» **Exercise goal**: Images should be left out, and everything else in the listing reproduced exactly.

[Extracted data entries]
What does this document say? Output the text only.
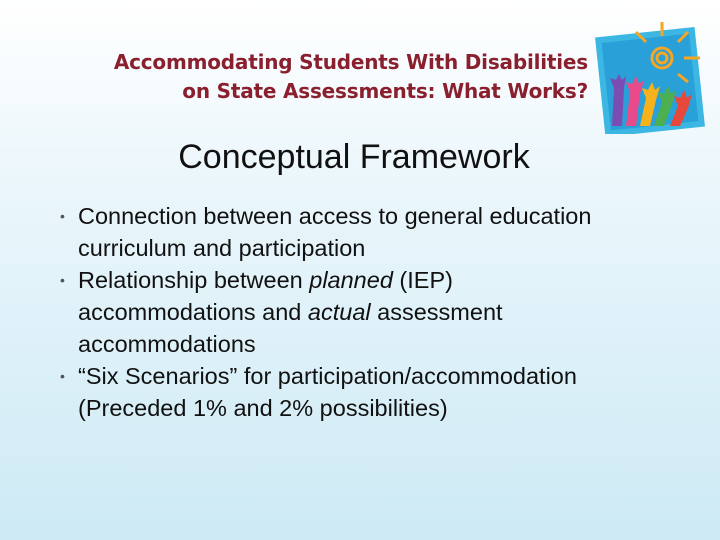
Accommodating Students With Disabilities
on State Assessments: What Works?
Conceptual Framework
• Connection between access to general education curriculum and participation
• Relationship between planned (IEP) accommodations and actual assessment accommodations
• “Six Scenarios” for participation/accommodation
(Preceded 1% and 2% possibilities)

» **Response to this exercise**:
What does this document say? Output the text only.
Accommodating Students With Disabilities
on State Assessments: What Works?
Conceptual Framework
• Connection between access to general education curriculum and participation
• Relationship between planned (IEP) accommodations and actual assessment accommodations
• “Six Scenarios” for participation/accommodation
(Preceded 1% and 2% possibilities)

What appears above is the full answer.